» **Directions**:
Restate the whole of the material. Keep every word, and drop the pictures.
----- Extracted records
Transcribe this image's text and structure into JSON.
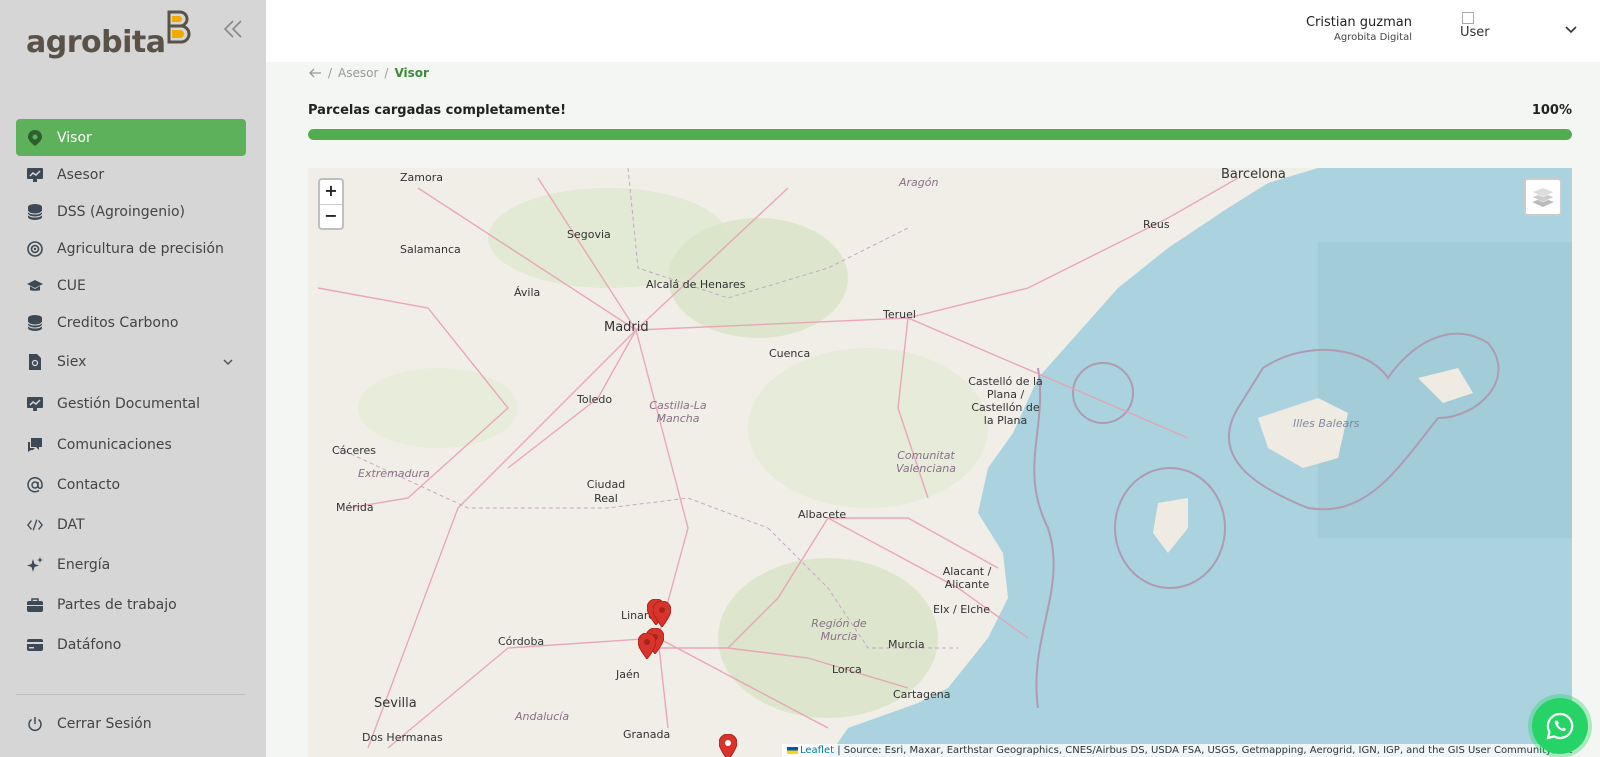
{
  "brand": {
    "name": "agrobita"
  },
  "sidebar": {
    "items": [
      {
        "label": "Visor",
        "icon": "map-pin-icon"
      },
      {
        "label": "Asesor",
        "icon": "chart-board-icon"
      },
      {
        "label": "DSS (Agroingenio)",
        "icon": "database-icon"
      },
      {
        "label": "Agricultura de precisión",
        "icon": "target-icon"
      },
      {
        "label": "CUE",
        "icon": "graduation-cap-icon"
      },
      {
        "label": "Creditos Carbono",
        "icon": "database-icon"
      },
      {
        "label": "Siex",
        "icon": "document-icon"
      },
      {
        "label": "Gestión Documental",
        "icon": "chart-board-icon"
      },
      {
        "label": "Comunicaciones",
        "icon": "chat-icon"
      },
      {
        "label": "Contacto",
        "icon": "at-icon"
      },
      {
        "label": "DAT",
        "icon": "code-icon"
      },
      {
        "label": "Energía",
        "icon": "sparkle-icon"
      },
      {
        "label": "Partes de trabajo",
        "icon": "briefcase-icon"
      },
      {
        "label": "Datáfono",
        "icon": "card-icon"
      }
    ],
    "logout_label": "Cerrar Sesión"
  },
  "header": {
    "user_name": "Cristian guzman",
    "user_org": "Agrobita Digital",
    "avatar_alt": "User"
  },
  "breadcrumb": {
    "parent": "Asesor",
    "current": "Visor"
  },
  "progress": {
    "label": "Parcelas cargadas completamente!",
    "percent_text": "100%",
    "value": 100
  },
  "map": {
    "zoom_in": "+",
    "zoom_out": "−",
    "cities": [
      "Zamora",
      "Barcelona",
      "Salamanca",
      "Segovia",
      "Reus",
      "Alcalá de Henares",
      "Ávila",
      "Madrid",
      "Teruel",
      "Cuenca",
      "Toledo",
      "Castelló de la Plana / Castellón de la Plana",
      "Cáceres",
      "Ciudad Real",
      "Mérida",
      "Albacete",
      "Alacant / Alicante",
      "Elx / Elche",
      "Linares",
      "Córdoba",
      "Murcia",
      "Lorca",
      "Jaén",
      "Cartagena",
      "Sevilla",
      "Granada",
      "Dos Hermanas"
    ],
    "regions": [
      "Aragón",
      "Castilla-La Mancha",
      "Comunitat Valenciana",
      "Illes Balears",
      "Extremadura",
      "Región de Murcia",
      "Andalucía"
    ],
    "attribution_link": "Leaflet",
    "attribution_text": " | Source: Esri, Maxar, Earthstar Geographics, CNES/Airbus DS, USDA FSA, USGS, Getmapping, Aerogrid, IGN, IGP, and the GIS User Community, SIGPAC"
  },
  "colors": {
    "accent": "#5cb15a",
    "sidebar": "#d6d6d6",
    "marker": "#d9342b",
    "sea": "#aad3df"
  }
}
----------
» **Answer to the exercise**:
Transcribe this image's text and structure into JSON.
{
  "brand": {
    "name": "agrobita"
  },
  "sidebar": {
    "items": [
      {
        "label": "Visor",
        "icon": "map-pin-icon"
      },
      {
        "label": "Asesor",
        "icon": "chart-board-icon"
      },
      {
        "label": "DSS (Agroingenio)",
        "icon": "database-icon"
      },
      {
        "label": "Agricultura de precisión",
        "icon": "target-icon"
      },
      {
        "label": "CUE",
        "icon": "graduation-cap-icon"
      },
      {
        "label": "Creditos Carbono",
        "icon": "database-icon"
      },
      {
        "label": "Siex",
        "icon": "document-icon"
      },
      {
        "label": "Gestión Documental",
        "icon": "chart-board-icon"
      },
      {
        "label": "Comunicaciones",
        "icon": "chat-icon"
      },
      {
        "label": "Contacto",
        "icon": "at-icon"
      },
      {
        "label": "DAT",
        "icon": "code-icon"
      },
      {
        "label": "Energía",
        "icon": "sparkle-icon"
      },
      {
        "label": "Partes de trabajo",
        "icon": "briefcase-icon"
      },
      {
        "label": "Datáfono",
        "icon": "card-icon"
      }
    ],
    "logout_label": "Cerrar Sesión"
  },
  "header": {
    "user_name": "Cristian guzman",
    "user_org": "Agrobita Digital",
    "avatar_alt": "User"
  },
  "breadcrumb": {
    "parent": "Asesor",
    "current": "Visor"
  },
  "progress": {
    "label": "Parcelas cargadas completamente!",
    "percent_text": "100%",
    "value": 100
  },
  "map": {
    "zoom_in": "+",
    "zoom_out": "−",
    "cities": [
      "Zamora",
      "Barcelona",
      "Salamanca",
      "Segovia",
      "Reus",
      "Alcalá de Henares",
      "Ávila",
      "Madrid",
      "Teruel",
      "Cuenca",
      "Toledo",
      "Castelló de la Plana / Castellón de la Plana",
      "Cáceres",
      "Ciudad Real",
      "Mérida",
      "Albacete",
      "Alacant / Alicante",
      "Elx / Elche",
      "Linares",
      "Córdoba",
      "Murcia",
      "Lorca",
      "Jaén",
      "Cartagena",
      "Sevilla",
      "Granada",
      "Dos Hermanas"
    ],
    "regions": [
      "Aragón",
      "Castilla-La Mancha",
      "Comunitat Valenciana",
      "Illes Balears",
      "Extremadura",
      "Región de Murcia",
      "Andalucía"
    ],
    "attribution_link": "Leaflet",
    "attribution_text": " | Source: Esri, Maxar, Earthstar Geographics, CNES/Airbus DS, USDA FSA, USGS, Getmapping, Aerogrid, IGN, IGP, and the GIS User Community, SIGPAC"
  },
  "colors": {
    "accent": "#5cb15a",
    "sidebar": "#d6d6d6",
    "marker": "#d9342b",
    "sea": "#aad3df"
  }
}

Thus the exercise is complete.